To do:
From the listing below, count the lines where the string "Indemnización" occurs. Give the number, with no other words.

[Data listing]
◆ ◆ ◆ ◆

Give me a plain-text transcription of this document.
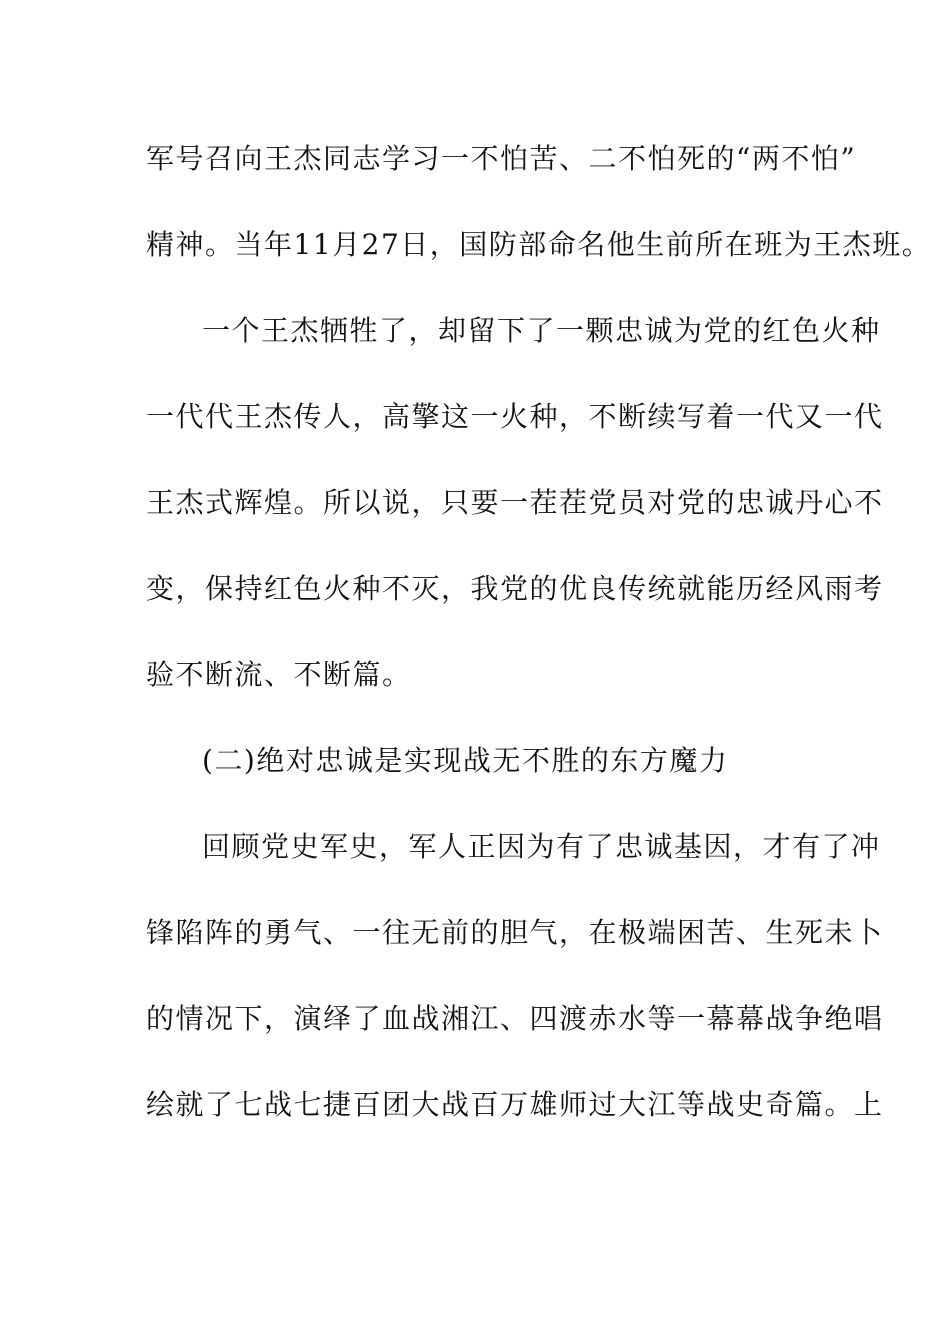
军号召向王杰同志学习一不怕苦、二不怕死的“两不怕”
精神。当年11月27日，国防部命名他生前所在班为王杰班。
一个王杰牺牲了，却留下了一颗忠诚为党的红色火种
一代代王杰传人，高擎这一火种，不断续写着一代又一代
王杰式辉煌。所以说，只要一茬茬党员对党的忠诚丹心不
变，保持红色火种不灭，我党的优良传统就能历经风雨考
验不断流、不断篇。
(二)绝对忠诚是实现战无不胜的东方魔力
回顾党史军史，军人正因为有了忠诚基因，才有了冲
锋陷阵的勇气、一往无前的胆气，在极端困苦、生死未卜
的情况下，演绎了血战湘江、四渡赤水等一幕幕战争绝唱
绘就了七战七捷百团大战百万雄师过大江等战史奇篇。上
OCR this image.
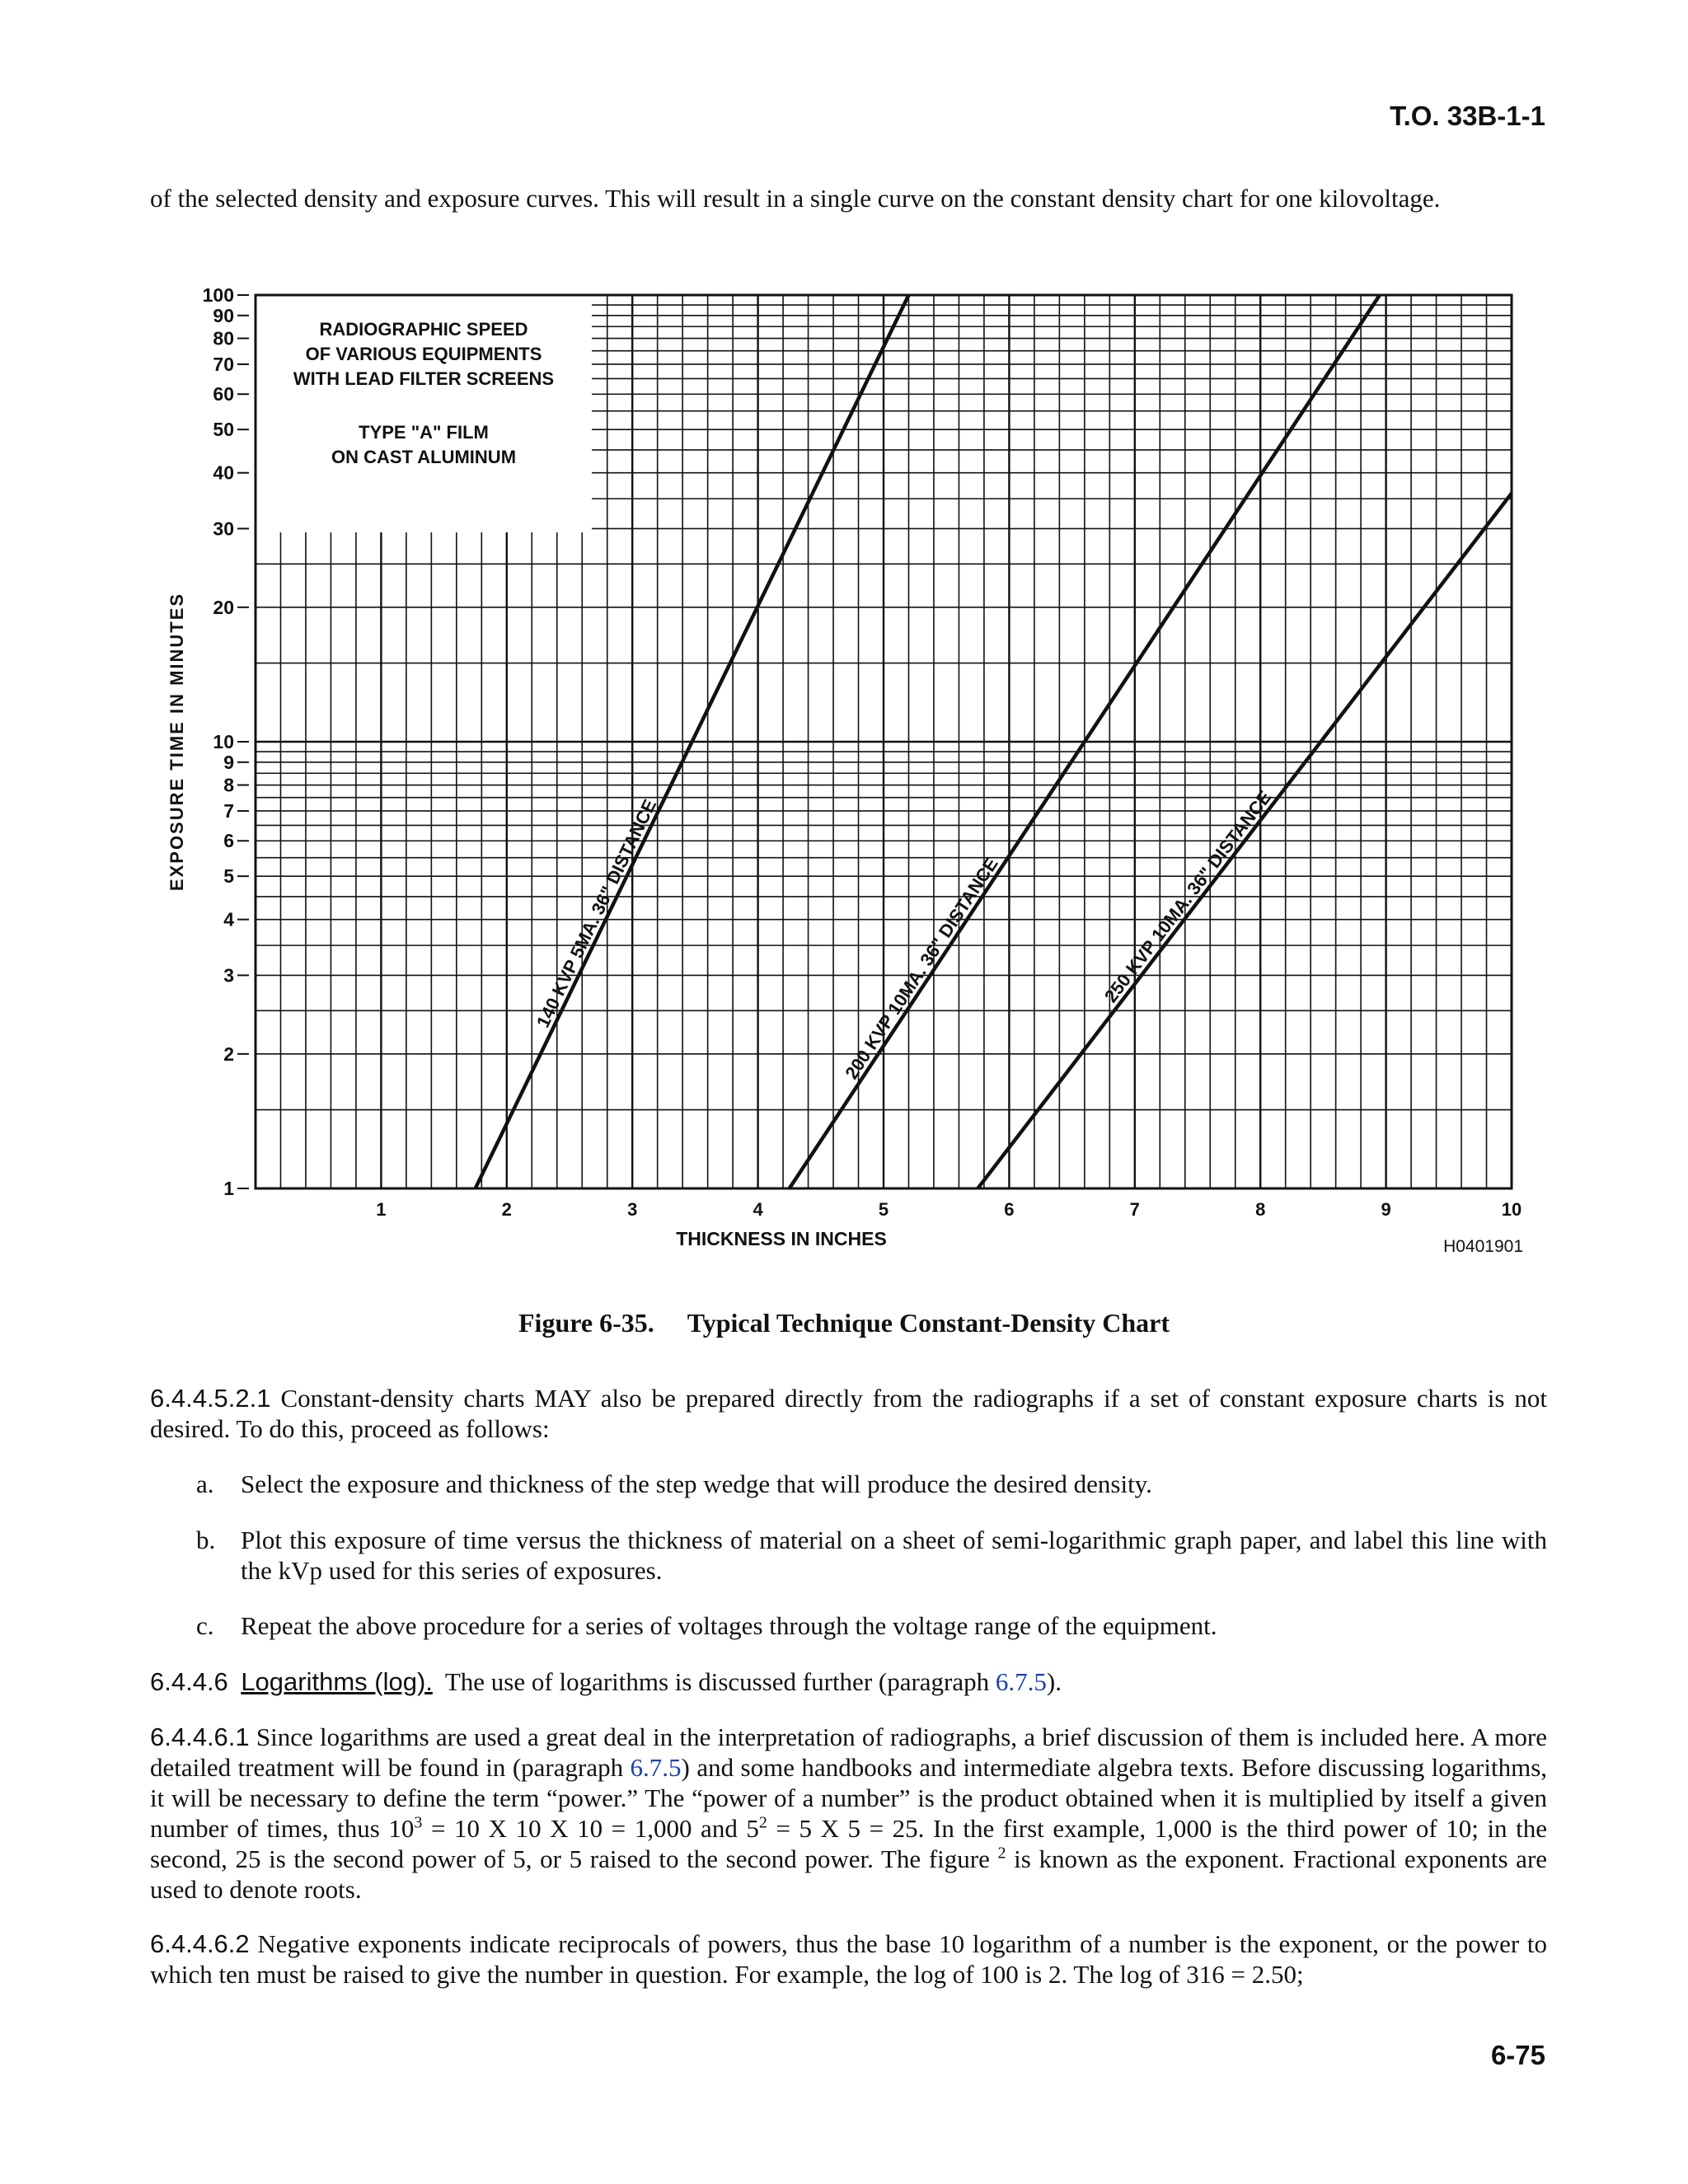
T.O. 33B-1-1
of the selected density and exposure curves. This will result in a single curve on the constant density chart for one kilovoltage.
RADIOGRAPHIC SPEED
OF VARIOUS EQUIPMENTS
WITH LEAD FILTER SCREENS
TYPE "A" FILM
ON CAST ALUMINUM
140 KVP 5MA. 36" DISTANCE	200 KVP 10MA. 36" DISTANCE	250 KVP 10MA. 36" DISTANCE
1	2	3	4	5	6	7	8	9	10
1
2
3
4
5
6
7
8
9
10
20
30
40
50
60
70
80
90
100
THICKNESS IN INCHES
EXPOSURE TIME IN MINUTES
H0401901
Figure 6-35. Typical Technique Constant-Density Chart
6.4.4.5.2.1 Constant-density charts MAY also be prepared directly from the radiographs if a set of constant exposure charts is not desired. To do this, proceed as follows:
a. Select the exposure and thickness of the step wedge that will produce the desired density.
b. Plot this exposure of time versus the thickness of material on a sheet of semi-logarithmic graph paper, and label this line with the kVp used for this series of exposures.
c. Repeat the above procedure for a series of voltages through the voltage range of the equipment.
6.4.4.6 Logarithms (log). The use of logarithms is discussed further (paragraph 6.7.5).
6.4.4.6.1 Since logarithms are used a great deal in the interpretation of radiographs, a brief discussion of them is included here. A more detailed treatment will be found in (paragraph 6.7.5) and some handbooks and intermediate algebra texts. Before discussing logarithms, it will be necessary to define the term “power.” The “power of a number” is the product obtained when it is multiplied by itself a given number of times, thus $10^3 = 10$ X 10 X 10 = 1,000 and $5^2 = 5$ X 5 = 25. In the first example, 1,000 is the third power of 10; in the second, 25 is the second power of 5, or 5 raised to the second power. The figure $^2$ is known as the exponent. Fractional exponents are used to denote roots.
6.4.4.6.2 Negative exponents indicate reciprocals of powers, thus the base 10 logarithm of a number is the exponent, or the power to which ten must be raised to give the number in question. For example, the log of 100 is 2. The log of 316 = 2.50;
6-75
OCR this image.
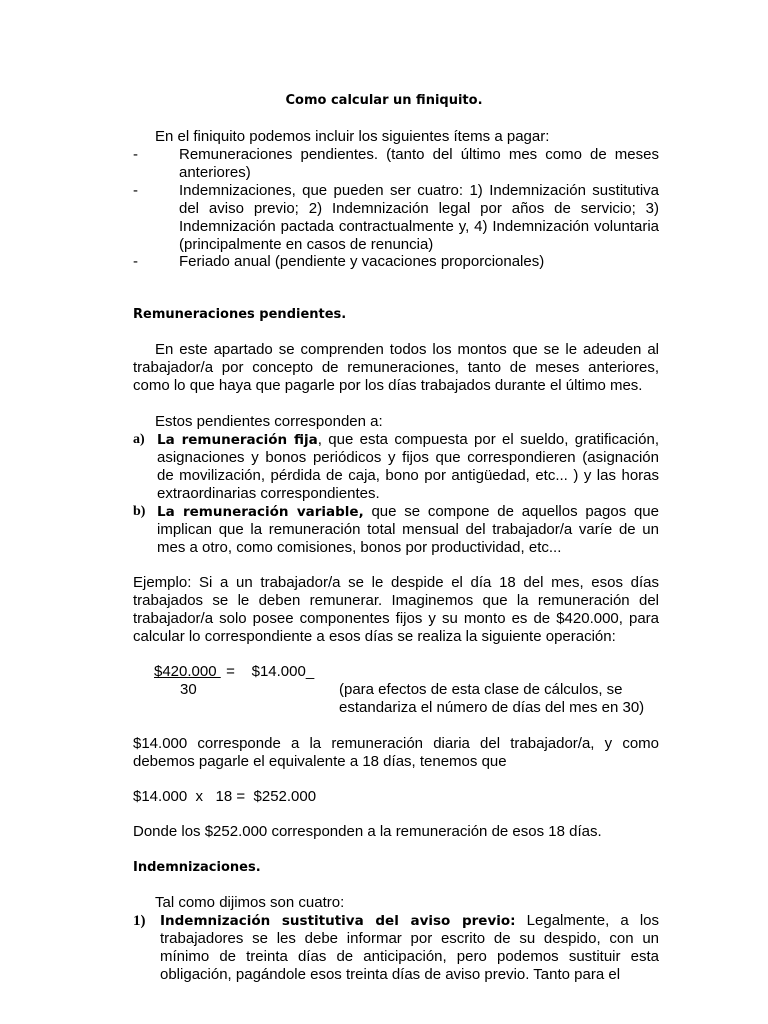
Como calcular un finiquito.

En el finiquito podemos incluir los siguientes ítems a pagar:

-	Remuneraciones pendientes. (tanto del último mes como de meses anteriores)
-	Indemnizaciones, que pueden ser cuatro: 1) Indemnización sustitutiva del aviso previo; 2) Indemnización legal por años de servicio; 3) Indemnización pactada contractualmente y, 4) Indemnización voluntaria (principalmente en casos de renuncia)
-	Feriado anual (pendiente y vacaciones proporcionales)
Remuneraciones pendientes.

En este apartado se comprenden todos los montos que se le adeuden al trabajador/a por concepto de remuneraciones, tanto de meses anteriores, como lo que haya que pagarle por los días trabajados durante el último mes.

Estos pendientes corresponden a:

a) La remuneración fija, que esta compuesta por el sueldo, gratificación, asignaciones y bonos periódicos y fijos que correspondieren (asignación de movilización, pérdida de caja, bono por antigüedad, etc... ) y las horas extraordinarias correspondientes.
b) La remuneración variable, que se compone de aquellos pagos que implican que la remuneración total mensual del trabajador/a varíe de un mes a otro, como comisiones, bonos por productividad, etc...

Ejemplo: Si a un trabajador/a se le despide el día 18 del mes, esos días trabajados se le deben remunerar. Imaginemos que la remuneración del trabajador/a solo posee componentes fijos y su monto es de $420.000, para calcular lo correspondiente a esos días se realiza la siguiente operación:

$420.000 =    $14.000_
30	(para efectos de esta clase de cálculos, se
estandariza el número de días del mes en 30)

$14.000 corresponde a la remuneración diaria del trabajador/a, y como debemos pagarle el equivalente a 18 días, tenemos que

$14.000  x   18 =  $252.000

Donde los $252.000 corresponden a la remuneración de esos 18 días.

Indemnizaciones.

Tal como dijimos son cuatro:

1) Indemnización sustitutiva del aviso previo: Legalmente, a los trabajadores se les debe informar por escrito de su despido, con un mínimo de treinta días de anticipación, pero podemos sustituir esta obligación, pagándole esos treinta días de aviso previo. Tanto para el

◆ ◆ ◆ ◆

The result:
2